## Start Given data
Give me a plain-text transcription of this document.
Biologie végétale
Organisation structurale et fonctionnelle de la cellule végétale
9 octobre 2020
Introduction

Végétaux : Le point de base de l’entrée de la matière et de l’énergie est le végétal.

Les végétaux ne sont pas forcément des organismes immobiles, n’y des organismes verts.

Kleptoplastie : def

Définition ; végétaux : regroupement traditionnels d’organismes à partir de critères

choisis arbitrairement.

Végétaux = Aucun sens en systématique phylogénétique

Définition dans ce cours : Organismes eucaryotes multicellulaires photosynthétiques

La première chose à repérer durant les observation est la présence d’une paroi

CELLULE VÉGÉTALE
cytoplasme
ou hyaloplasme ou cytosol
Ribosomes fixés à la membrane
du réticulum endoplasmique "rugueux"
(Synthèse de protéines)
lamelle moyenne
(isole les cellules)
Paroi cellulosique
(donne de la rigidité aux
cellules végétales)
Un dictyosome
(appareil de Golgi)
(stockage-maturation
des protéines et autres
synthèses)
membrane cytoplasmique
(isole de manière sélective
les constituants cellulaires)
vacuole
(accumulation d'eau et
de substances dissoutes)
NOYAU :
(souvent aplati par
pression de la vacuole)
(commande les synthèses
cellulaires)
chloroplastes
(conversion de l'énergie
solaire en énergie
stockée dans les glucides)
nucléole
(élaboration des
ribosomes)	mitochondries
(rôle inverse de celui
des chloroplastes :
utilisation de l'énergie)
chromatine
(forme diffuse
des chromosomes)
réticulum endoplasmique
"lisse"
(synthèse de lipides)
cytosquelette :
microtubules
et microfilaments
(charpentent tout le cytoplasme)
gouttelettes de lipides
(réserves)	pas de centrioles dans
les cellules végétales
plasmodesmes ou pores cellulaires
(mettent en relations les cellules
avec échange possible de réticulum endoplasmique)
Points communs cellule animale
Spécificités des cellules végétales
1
## End Given data
- **Exercise brief**
Extract the whole listing, character for character.

- **Solution to the exercise**
Give me a plain-text transcription of this document.
Biologie végétale
Organisation structurale et fonctionnelle de la cellule végétale
9 octobre 2020
Introduction

Végétaux : Le point de base de l’entrée de la matière et de l’énergie est le végétal.

Les végétaux ne sont pas forcément des organismes immobiles, n’y des organismes verts.

Kleptoplastie : def

Définition ; végétaux : regroupement traditionnels d’organismes à partir de critères

choisis arbitrairement.

Végétaux = Aucun sens en systématique phylogénétique

Définition dans ce cours : Organismes eucaryotes multicellulaires photosynthétiques

La première chose à repérer durant les observation est la présence d’une paroi

CELLULE VÉGÉTALE
cytoplasme
ou hyaloplasme ou cytosol
Ribosomes fixés à la membrane
du réticulum endoplasmique "rugueux"
(Synthèse de protéines)
lamelle moyenne
(isole les cellules)
Paroi cellulosique
(donne de la rigidité aux
cellules végétales)
Un dictyosome
(appareil de Golgi)
(stockage-maturation
des protéines et autres
synthèses)
membrane cytoplasmique
(isole de manière sélective
les constituants cellulaires)
vacuole
(accumulation d'eau et
de substances dissoutes)
NOYAU :
(souvent aplati par
pression de la vacuole)
(commande les synthèses
cellulaires)
chloroplastes
(conversion de l'énergie
solaire en énergie
stockée dans les glucides)
nucléole
(élaboration des
ribosomes)	mitochondries
(rôle inverse de celui
des chloroplastes :
utilisation de l'énergie)
chromatine
(forme diffuse
des chromosomes)
réticulum endoplasmique
"lisse"
(synthèse de lipides)
cytosquelette :
microtubules
et microfilaments
(charpentent tout le cytoplasme)
gouttelettes de lipides
(réserves)	pas de centrioles dans
les cellules végétales
plasmodesmes ou pores cellulaires
(mettent en relations les cellules
avec échange possible de réticulum endoplasmique)
Points communs cellule animale
Spécificités des cellules végétales
1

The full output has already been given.